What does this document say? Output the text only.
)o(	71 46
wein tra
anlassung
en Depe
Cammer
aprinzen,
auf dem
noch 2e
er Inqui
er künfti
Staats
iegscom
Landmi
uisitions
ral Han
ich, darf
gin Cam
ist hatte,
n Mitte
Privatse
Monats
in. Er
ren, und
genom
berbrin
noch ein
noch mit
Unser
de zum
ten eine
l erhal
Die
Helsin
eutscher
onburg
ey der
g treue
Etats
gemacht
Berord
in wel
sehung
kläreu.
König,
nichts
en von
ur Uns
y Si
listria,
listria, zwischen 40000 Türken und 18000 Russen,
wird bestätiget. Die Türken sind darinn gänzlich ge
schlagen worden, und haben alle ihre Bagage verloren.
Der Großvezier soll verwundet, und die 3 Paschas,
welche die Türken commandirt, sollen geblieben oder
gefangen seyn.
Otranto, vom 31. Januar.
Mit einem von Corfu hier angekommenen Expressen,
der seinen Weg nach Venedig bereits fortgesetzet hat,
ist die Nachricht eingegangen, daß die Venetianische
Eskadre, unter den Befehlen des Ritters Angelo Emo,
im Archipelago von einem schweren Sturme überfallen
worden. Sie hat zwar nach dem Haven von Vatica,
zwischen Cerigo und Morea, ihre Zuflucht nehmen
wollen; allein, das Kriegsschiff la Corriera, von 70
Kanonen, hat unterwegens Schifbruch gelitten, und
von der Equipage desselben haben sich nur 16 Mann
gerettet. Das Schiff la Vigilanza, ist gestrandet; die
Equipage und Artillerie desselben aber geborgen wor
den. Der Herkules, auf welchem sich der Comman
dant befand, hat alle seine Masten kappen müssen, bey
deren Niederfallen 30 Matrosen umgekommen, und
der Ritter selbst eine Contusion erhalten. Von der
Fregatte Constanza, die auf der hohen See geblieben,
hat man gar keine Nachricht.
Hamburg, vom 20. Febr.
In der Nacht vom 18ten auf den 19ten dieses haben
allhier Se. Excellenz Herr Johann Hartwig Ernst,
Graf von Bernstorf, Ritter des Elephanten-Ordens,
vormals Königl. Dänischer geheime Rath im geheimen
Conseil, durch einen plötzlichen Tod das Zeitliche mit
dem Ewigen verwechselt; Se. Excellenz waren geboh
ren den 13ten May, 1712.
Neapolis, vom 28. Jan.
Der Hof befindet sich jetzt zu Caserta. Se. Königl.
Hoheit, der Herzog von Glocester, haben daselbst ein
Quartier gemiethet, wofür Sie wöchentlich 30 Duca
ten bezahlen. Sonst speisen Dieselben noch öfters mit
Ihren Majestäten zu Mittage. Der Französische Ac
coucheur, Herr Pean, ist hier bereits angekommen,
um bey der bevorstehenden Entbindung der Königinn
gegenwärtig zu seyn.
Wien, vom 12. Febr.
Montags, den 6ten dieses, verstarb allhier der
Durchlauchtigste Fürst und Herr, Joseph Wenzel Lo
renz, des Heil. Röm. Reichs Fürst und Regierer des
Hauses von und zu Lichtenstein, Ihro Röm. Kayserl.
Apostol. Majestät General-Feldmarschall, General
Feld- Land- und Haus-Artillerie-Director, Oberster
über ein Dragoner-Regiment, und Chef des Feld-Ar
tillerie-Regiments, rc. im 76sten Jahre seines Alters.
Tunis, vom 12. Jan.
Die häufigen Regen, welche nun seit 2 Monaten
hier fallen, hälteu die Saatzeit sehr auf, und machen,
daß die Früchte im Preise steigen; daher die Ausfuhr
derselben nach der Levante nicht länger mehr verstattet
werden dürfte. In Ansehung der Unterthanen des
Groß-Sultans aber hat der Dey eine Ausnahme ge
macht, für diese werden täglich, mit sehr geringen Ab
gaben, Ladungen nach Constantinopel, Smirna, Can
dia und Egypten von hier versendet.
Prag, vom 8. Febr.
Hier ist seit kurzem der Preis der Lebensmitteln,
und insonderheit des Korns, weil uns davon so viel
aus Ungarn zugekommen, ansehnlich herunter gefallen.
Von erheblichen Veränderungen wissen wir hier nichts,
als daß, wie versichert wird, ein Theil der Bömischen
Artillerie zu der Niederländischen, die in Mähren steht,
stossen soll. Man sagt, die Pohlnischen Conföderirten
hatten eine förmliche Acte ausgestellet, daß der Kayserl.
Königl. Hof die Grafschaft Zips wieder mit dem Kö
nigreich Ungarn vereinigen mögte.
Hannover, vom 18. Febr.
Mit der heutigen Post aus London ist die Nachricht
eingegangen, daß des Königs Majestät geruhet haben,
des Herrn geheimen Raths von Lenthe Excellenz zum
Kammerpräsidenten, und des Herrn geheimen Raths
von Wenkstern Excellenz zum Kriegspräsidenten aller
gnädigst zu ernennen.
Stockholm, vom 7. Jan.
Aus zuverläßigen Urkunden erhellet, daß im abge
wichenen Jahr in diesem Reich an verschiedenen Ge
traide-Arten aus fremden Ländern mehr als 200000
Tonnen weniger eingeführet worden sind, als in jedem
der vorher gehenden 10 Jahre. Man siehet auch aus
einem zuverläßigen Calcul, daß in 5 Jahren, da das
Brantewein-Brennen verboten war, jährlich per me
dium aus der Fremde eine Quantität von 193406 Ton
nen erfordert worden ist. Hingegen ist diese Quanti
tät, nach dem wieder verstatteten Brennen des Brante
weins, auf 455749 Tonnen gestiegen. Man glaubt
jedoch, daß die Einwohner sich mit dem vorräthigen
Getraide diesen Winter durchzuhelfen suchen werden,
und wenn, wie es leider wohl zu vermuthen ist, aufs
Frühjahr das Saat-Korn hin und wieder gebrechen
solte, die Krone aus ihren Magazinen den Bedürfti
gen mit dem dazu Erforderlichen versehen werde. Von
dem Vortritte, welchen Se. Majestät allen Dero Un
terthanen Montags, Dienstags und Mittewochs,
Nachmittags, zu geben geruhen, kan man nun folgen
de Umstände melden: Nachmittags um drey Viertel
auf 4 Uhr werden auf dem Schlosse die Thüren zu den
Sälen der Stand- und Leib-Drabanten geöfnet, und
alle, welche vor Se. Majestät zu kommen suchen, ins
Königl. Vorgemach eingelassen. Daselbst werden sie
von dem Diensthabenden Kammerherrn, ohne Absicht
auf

____

### [What you need to do]
If a line in the records above has the word "aber", copy it.

### [Solution to the problem]
Equipage und Artillerie desselben aber geborgen wor
Groß-Sultans aber hat der Dey eine Ausnahme ge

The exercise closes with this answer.